# [Short exercise]
Report, word for word, every line of the material that contains "keep".

--- start Given data ---

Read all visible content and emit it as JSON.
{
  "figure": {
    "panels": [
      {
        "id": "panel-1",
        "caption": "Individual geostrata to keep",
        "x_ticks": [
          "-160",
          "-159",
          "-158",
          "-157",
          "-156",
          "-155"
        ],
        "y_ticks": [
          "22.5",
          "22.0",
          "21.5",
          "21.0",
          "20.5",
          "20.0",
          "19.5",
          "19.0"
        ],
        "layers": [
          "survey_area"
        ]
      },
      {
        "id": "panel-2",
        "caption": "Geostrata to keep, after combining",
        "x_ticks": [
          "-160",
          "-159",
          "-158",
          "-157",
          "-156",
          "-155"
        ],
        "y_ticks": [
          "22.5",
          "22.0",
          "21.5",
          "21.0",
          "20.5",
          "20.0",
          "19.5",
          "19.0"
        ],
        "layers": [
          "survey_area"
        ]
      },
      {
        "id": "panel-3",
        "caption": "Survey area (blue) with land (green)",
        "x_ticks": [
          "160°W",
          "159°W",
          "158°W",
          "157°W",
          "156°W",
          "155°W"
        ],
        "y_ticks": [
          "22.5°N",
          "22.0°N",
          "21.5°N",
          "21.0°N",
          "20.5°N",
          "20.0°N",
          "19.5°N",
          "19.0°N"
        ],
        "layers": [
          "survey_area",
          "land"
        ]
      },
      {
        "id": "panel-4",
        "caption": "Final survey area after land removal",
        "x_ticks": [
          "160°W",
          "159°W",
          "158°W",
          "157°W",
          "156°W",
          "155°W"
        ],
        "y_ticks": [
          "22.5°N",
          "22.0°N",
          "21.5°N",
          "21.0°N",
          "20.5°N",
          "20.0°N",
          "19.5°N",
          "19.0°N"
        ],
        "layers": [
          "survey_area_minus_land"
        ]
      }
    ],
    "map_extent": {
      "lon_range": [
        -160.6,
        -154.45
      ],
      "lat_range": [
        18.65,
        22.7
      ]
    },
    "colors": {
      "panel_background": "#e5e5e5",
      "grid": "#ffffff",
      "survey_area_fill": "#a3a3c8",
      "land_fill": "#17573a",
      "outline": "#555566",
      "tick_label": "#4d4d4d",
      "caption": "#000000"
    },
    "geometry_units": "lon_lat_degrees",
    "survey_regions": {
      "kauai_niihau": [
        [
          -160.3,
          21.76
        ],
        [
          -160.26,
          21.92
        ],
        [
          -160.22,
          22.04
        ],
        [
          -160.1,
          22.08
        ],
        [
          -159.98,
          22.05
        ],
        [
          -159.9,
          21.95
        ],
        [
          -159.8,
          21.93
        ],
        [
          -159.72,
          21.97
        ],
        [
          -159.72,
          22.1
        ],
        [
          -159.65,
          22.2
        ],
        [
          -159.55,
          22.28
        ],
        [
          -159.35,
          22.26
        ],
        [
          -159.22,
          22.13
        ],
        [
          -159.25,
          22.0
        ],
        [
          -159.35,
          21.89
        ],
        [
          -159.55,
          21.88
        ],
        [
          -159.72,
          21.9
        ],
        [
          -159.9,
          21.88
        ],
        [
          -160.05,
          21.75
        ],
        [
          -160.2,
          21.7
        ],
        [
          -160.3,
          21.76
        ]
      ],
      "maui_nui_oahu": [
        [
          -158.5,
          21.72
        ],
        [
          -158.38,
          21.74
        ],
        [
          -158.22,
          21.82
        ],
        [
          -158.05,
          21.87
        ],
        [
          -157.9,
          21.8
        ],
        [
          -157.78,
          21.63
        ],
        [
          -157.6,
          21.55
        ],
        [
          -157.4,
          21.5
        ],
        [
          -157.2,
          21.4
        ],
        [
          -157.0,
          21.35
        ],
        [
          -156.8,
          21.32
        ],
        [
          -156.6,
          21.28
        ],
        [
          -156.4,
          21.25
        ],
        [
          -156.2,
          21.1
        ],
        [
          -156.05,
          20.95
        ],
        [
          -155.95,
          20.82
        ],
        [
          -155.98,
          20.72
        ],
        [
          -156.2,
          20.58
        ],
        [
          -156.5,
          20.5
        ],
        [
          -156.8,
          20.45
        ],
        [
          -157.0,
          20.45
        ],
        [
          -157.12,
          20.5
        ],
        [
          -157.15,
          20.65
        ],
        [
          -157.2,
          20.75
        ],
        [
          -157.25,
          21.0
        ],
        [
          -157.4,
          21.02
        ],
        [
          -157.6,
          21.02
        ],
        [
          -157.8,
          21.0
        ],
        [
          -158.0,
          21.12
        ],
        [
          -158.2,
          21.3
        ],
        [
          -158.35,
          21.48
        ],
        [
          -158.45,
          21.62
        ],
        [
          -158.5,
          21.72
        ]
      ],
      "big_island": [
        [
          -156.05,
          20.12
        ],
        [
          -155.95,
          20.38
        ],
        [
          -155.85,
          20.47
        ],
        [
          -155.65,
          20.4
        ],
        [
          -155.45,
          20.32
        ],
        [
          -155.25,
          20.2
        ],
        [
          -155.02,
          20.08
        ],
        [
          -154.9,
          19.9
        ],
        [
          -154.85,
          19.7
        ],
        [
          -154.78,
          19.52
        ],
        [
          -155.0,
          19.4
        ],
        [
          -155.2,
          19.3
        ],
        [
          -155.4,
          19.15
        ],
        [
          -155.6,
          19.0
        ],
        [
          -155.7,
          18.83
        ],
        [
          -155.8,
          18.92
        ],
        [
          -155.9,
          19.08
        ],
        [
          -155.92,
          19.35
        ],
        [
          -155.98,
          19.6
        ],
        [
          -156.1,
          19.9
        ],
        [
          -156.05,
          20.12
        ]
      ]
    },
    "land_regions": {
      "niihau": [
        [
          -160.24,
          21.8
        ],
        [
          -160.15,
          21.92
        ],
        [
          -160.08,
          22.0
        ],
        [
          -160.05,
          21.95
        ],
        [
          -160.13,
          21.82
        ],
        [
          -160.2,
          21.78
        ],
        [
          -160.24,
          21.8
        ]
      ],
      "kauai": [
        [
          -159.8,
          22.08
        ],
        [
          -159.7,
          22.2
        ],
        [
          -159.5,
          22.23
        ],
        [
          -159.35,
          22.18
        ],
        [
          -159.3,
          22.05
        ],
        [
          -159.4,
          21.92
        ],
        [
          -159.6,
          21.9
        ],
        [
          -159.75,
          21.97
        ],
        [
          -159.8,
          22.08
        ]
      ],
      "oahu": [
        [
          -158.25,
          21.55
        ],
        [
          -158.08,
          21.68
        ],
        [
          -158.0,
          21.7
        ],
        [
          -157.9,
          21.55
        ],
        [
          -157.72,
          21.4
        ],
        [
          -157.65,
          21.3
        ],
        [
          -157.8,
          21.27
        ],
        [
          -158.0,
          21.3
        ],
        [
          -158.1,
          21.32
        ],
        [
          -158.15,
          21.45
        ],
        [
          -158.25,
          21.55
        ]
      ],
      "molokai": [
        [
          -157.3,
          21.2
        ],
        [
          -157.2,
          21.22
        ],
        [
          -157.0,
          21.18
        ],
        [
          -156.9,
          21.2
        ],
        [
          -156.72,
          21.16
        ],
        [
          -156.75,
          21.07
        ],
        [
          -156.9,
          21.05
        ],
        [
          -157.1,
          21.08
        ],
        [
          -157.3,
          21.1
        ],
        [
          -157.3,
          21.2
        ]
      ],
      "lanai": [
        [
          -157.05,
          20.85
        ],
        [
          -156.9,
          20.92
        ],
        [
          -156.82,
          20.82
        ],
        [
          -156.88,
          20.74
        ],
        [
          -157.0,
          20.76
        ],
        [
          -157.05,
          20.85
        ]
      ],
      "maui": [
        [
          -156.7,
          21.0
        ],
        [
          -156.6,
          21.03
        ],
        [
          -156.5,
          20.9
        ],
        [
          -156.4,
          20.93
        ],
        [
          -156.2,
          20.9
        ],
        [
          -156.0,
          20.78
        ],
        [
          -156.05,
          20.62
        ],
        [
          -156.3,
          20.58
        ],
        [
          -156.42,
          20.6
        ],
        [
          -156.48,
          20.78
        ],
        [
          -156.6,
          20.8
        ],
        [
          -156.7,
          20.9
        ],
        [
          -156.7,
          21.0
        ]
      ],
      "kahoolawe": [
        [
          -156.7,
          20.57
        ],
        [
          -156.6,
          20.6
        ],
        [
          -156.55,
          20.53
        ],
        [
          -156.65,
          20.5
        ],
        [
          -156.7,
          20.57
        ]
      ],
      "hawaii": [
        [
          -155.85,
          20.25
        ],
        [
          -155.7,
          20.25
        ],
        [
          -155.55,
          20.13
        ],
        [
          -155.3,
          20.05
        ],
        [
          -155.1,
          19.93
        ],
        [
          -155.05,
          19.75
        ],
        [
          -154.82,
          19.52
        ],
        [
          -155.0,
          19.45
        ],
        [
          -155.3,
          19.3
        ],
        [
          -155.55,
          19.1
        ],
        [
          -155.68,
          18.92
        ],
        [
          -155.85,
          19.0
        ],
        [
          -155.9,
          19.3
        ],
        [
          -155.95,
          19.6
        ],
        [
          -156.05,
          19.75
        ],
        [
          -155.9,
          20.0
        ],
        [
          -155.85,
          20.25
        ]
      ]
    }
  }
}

--- end Given data ---

# [Written answer]
        "caption": "Individual geostrata to keep",
        "caption": "Geostrata to keep, after combining",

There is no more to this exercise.